Omit the pictures and return every entry exactly as written.
⟨
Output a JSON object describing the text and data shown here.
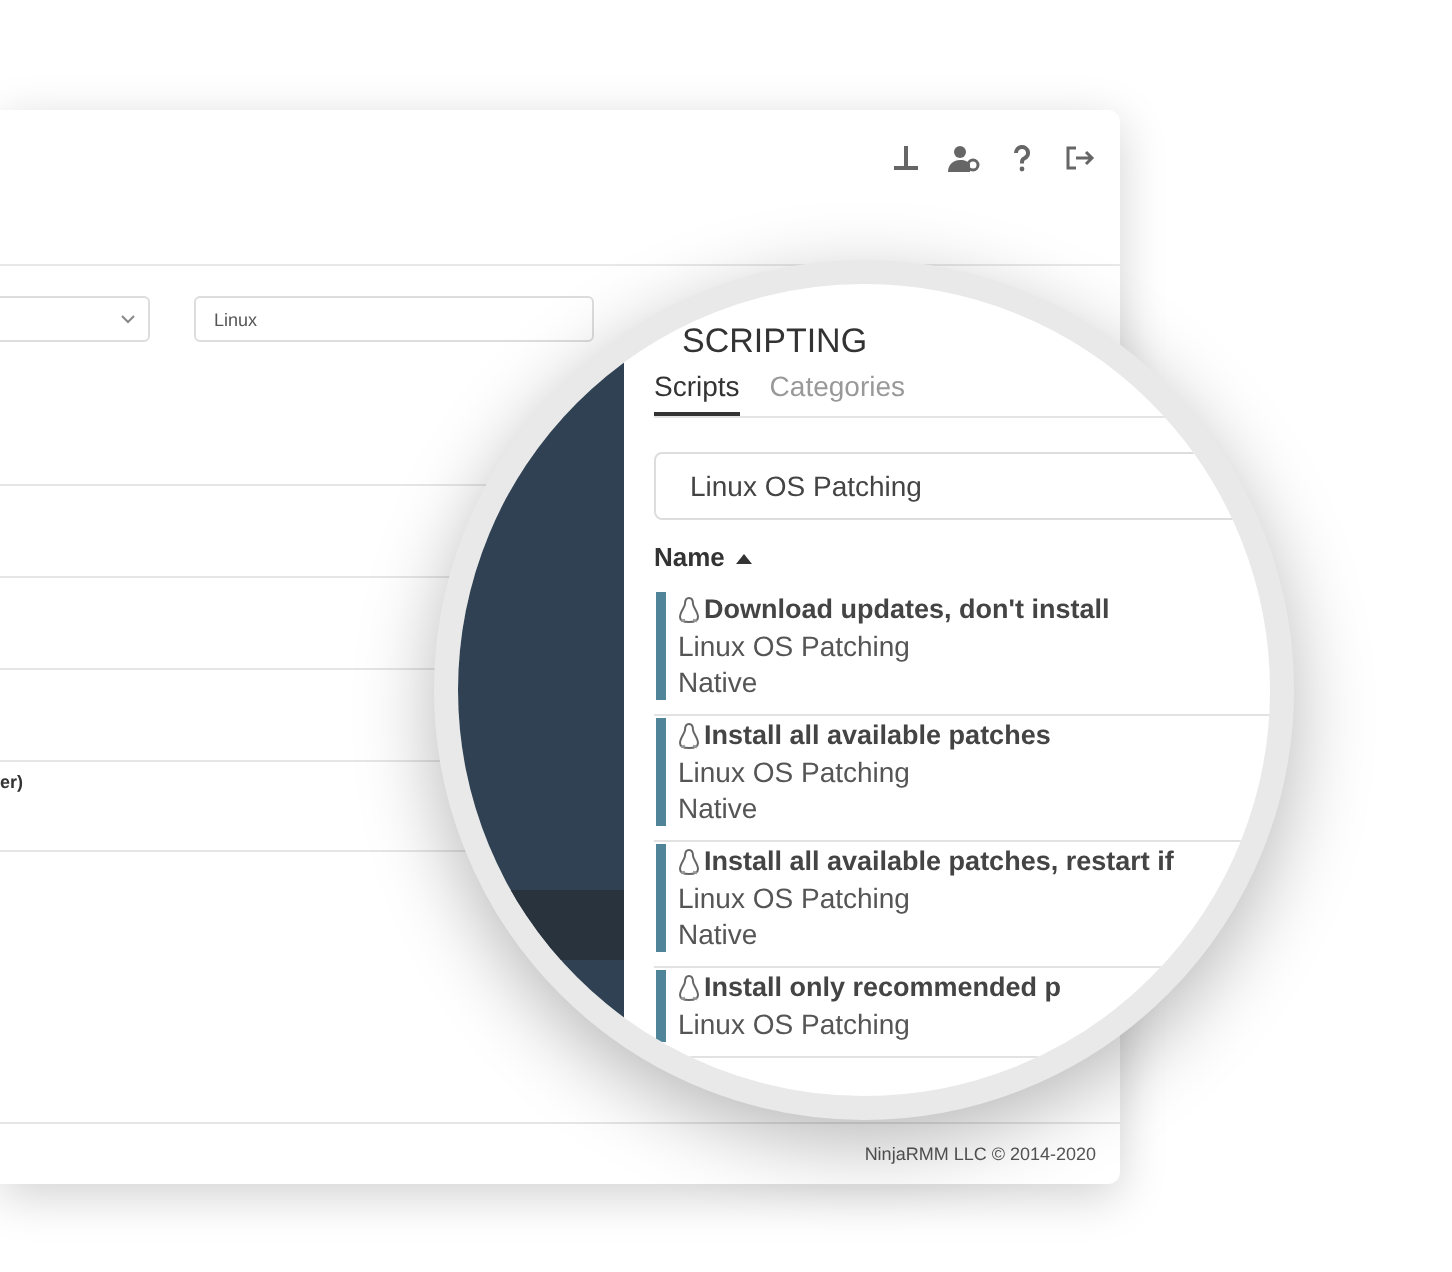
{
  "os_filter": {
    "value": "Linux"
  },
  "partial_row_text": "er)",
  "footer": "NinjaRMM LLC © 2014-2020",
  "lens": {
    "title": "SCRIPTING",
    "tabs": [
      {
        "label": "Scripts",
        "selected": true
      },
      {
        "label": "Categories",
        "selected": false
      }
    ],
    "search": {
      "value": "Linux OS Patching"
    },
    "sort_column": {
      "label": "Name",
      "ascending": true
    },
    "scripts": [
      {
        "name": "Download updates, don't install",
        "category": "Linux OS Patching",
        "type": "Native"
      },
      {
        "name": "Install all available patches",
        "category": "Linux OS Patching",
        "type": "Native"
      },
      {
        "name": "Install all available patches, restart if",
        "category": "Linux OS Patching",
        "type": "Native"
      },
      {
        "name": "Install only recommended p",
        "category": "Linux OS Patching"
      }
    ]
  }
}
⟩
**Task output**:
Output a JSON object describing the text and data shown here.
{
  "os_filter": {
    "value": "Linux"
  },
  "partial_row_text": "er)",
  "footer": "NinjaRMM LLC © 2014-2020",
  "lens": {
    "title": "SCRIPTING",
    "tabs": [
      {
        "label": "Scripts",
        "selected": true
      },
      {
        "label": "Categories",
        "selected": false
      }
    ],
    "search": {
      "value": "Linux OS Patching"
    },
    "sort_column": {
      "label": "Name",
      "ascending": true
    },
    "scripts": [
      {
        "name": "Download updates, don't install",
        "category": "Linux OS Patching",
        "type": "Native"
      },
      {
        "name": "Install all available patches",
        "category": "Linux OS Patching",
        "type": "Native"
      },
      {
        "name": "Install all available patches, restart if",
        "category": "Linux OS Patching",
        "type": "Native"
      },
      {
        "name": "Install only recommended p",
        "category": "Linux OS Patching"
      }
    ]
  }
}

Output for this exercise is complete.